Depois de muito tempo sem publicar nada, volto a fazer uma matéria. Para quem não sabe, eu sou o cara que compara álbuns de musica com filmes, jogos, desenhos e outras obras artísticas de diferentes mídias em geral. O que eu faço não é uma crítica, mas se estou escrevendo sobre o disco, pode saber que eu gostei. Minha ideia com isso tudo é um pouco diferente, é mais sobre o que absorvi escutando, jogando, assistindo e traçando esses paralelos. Eu tenho uma outra ideia maior, cozinhando em minha cabeça faz um tempo, mas não sei como executá-la ainda, então ouvi o disco do Faustino hoje e… O disco me levou de volta a minha franquia favorita.

Kingdom Hearts é uma franquia de jogos desenvolvida pela Square-Enix que começou no Playstation 2 em 2002, e teve várias sequências em outras plataformas, como Game Boy Advance, PSP, Nintendo DS, entre outras. A franquia começa com uma premissa básica de um garoto chamado Sora, que é separado dos deus amigos, com a ajuda do Pato Donald e o Pateta eles viajam por vários ”mundos” de franquias conhecidas da Disney. O objetivo é encontrar os amigos de Sora, e o Rei Mickey enquanto combatem a escuridão. Na verdade a história é bem mais complexa, mas isso vou detalhar depois. A franquia é um crossover de personagens da Disney e Final Fantasy, uma combinação bem ousada.

O disco de Faustino, o “Vibes, Vol. 1” é o seu segundo projeto depois de “Kuro“, lançado em 2017. Um projeto focado e introspectivo, o disco forma pinturas em sua cabeça conforme você vai escutando, desde amor, isolamento, insegurança, confiança e superação. Ele é curto e direto, enquanto as letras funcionam como um desenho, os instrumentais e batidas são as cores. Eu fiquei em choque quando ouvi pela primeira vez, e assim que terminei dei o play novamente. Esse ano só dois discos conseguiram fazer isso comigo, o “ye” e “Kids See Ghosts“.

Kanye West lançou esse ano o álbum “ye” e “Kids See Ghosts”, esse último em parceria de Kid Cudi.

- **CONJUNTO DE DADOS**:

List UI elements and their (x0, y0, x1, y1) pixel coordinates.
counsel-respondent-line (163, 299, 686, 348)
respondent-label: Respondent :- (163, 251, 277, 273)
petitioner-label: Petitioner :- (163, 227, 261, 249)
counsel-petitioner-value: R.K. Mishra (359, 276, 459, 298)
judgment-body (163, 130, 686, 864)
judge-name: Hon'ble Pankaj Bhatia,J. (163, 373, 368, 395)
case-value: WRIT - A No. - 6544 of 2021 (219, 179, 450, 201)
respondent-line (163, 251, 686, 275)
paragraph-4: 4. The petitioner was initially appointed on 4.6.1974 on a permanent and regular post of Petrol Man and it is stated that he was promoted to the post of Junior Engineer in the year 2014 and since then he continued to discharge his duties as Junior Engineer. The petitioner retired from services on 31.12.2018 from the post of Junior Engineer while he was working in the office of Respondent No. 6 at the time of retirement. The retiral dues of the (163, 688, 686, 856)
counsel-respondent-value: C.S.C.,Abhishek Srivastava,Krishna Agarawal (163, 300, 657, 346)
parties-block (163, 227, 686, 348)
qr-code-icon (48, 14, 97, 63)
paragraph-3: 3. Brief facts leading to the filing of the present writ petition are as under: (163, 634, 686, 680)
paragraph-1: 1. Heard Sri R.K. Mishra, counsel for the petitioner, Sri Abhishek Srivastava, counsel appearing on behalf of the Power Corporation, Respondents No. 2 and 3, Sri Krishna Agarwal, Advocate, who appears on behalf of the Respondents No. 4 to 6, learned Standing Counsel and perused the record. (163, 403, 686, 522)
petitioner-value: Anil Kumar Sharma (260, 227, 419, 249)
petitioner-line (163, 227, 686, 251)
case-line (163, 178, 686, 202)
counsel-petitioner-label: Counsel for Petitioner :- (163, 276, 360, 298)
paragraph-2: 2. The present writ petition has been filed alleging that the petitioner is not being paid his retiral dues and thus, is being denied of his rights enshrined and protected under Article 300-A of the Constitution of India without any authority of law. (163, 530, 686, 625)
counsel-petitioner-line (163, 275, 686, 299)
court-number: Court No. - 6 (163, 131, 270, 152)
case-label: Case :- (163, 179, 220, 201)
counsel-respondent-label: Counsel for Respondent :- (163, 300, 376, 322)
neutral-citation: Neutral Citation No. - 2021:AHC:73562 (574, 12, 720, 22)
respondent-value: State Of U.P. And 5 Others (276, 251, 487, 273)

- **O QUE FAZER**:
1/ Responda com base no trecho:
(a) Em que console e em que ano começou a franquia Kingdom Hearts?
(b) Qual projeto de Faustino veio antes de "Vibes, Vol. 1", e em que ano saiu?
(c) Com quem Kanye West fez "Kids See Ghosts"?
2/ Substitua "choque" por "espanto" e escreva de novo a parte do trecho entre "O disco de Faustino, o" e "de Kid Cudi.", inclusive.

- **RESPOSTAS**:
1/
(a) No Playstation 2, em 2002.
(b) "Kuro", lançado em 2017.
(c) Com Kid Cudi.

2/
O disco de Faustino, o “Vibes, Vol. 1” é o seu segundo projeto depois de “Kuro“, lançado em 2017. Um projeto focado e introspectivo, o disco forma pinturas em sua cabeça conforme você vai escutando, desde amor, isolamento, insegurança, confiança e superação. Ele é curto e direto, enquanto as letras funcionam como um desenho, os instrumentais e batidas são as cores. Eu fiquei em espanto quando ouvi pela primeira vez, e assim que terminei dei o play novamente. Esse ano só dois discos conseguiram fazer isso comigo, o “ye” e “Kids See Ghosts“.

Kanye West lançou esse ano o álbum “ye” e “Kids See Ghosts”, esse último em parceria de Kid Cudi.